> **SUPPLIED MATERIAL**

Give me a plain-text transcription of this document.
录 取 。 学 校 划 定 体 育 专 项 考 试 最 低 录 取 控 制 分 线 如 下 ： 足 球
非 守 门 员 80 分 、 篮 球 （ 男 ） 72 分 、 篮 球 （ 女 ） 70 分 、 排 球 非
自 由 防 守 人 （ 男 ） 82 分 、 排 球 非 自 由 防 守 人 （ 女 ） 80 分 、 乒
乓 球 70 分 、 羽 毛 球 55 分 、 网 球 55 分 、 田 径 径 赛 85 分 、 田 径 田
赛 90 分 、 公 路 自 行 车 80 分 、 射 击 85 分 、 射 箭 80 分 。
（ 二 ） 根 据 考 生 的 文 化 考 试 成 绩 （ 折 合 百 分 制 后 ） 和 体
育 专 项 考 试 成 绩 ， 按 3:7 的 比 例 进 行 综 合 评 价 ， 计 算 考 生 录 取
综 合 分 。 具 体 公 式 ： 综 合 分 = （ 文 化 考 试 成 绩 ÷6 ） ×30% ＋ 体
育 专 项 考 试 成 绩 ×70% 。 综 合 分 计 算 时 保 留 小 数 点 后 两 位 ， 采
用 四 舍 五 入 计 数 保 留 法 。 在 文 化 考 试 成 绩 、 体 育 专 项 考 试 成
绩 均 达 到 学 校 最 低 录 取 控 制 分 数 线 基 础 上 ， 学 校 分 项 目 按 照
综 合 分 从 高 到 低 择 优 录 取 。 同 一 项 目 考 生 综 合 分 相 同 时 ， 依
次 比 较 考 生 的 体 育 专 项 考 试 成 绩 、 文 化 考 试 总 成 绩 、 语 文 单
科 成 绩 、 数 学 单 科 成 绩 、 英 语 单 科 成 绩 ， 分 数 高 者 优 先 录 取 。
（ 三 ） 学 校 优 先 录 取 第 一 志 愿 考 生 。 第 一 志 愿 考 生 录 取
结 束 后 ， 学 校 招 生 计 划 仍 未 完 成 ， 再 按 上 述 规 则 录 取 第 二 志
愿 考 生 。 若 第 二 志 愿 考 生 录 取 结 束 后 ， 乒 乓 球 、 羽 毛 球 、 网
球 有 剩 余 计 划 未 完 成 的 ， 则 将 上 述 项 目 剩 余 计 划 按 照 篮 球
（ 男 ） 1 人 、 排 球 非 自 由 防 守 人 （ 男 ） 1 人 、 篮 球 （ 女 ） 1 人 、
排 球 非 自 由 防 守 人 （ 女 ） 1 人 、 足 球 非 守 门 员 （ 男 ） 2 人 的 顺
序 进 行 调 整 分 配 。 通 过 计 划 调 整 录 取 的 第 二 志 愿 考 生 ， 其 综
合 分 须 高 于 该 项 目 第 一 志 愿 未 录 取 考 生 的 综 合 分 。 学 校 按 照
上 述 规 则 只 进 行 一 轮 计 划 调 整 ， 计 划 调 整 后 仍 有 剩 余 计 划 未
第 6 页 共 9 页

> **WHAT THE TASK ASKS**
Copy all the entries verbatim.

> **ANSWER BELOW**
Give me a plain-text transcription of this document.
录 取 。 学 校 划 定 体 育 专 项 考 试 最 低 录 取 控 制 分 线 如 下 ： 足 球
非 守 门 员 80 分 、 篮 球 （ 男 ） 72 分 、 篮 球 （ 女 ） 70 分 、 排 球 非
自 由 防 守 人 （ 男 ） 82 分 、 排 球 非 自 由 防 守 人 （ 女 ） 80 分 、 乒
乓 球 70 分 、 羽 毛 球 55 分 、 网 球 55 分 、 田 径 径 赛 85 分 、 田 径 田
赛 90 分 、 公 路 自 行 车 80 分 、 射 击 85 分 、 射 箭 80 分 。
（ 二 ） 根 据 考 生 的 文 化 考 试 成 绩 （ 折 合 百 分 制 后 ） 和 体
育 专 项 考 试 成 绩 ， 按 3:7 的 比 例 进 行 综 合 评 价 ， 计 算 考 生 录 取
综 合 分 。 具 体 公 式 ： 综 合 分 = （ 文 化 考 试 成 绩 ÷6 ） ×30% ＋ 体
育 专 项 考 试 成 绩 ×70% 。 综 合 分 计 算 时 保 留 小 数 点 后 两 位 ， 采
用 四 舍 五 入 计 数 保 留 法 。 在 文 化 考 试 成 绩 、 体 育 专 项 考 试 成
绩 均 达 到 学 校 最 低 录 取 控 制 分 数 线 基 础 上 ， 学 校 分 项 目 按 照
综 合 分 从 高 到 低 择 优 录 取 。 同 一 项 目 考 生 综 合 分 相 同 时 ， 依
次 比 较 考 生 的 体 育 专 项 考 试 成 绩 、 文 化 考 试 总 成 绩 、 语 文 单
科 成 绩 、 数 学 单 科 成 绩 、 英 语 单 科 成 绩 ， 分 数 高 者 优 先 录 取 。
（ 三 ） 学 校 优 先 录 取 第 一 志 愿 考 生 。 第 一 志 愿 考 生 录 取
结 束 后 ， 学 校 招 生 计 划 仍 未 完 成 ， 再 按 上 述 规 则 录 取 第 二 志
愿 考 生 。 若 第 二 志 愿 考 生 录 取 结 束 后 ， 乒 乓 球 、 羽 毛 球 、 网
球 有 剩 余 计 划 未 完 成 的 ， 则 将 上 述 项 目 剩 余 计 划 按 照 篮 球
（ 男 ） 1 人 、 排 球 非 自 由 防 守 人 （ 男 ） 1 人 、 篮 球 （ 女 ） 1 人 、
排 球 非 自 由 防 守 人 （ 女 ） 1 人 、 足 球 非 守 门 员 （ 男 ） 2 人 的 顺
序 进 行 调 整 分 配 。 通 过 计 划 调 整 录 取 的 第 二 志 愿 考 生 ， 其 综
合 分 须 高 于 该 项 目 第 一 志 愿 未 录 取 考 生 的 综 合 分 。 学 校 按 照
上 述 规 则 只 进 行 一 轮 计 划 调 整 ， 计 划 调 整 后 仍 有 剩 余 计 划 未
第 6 页 共 9 页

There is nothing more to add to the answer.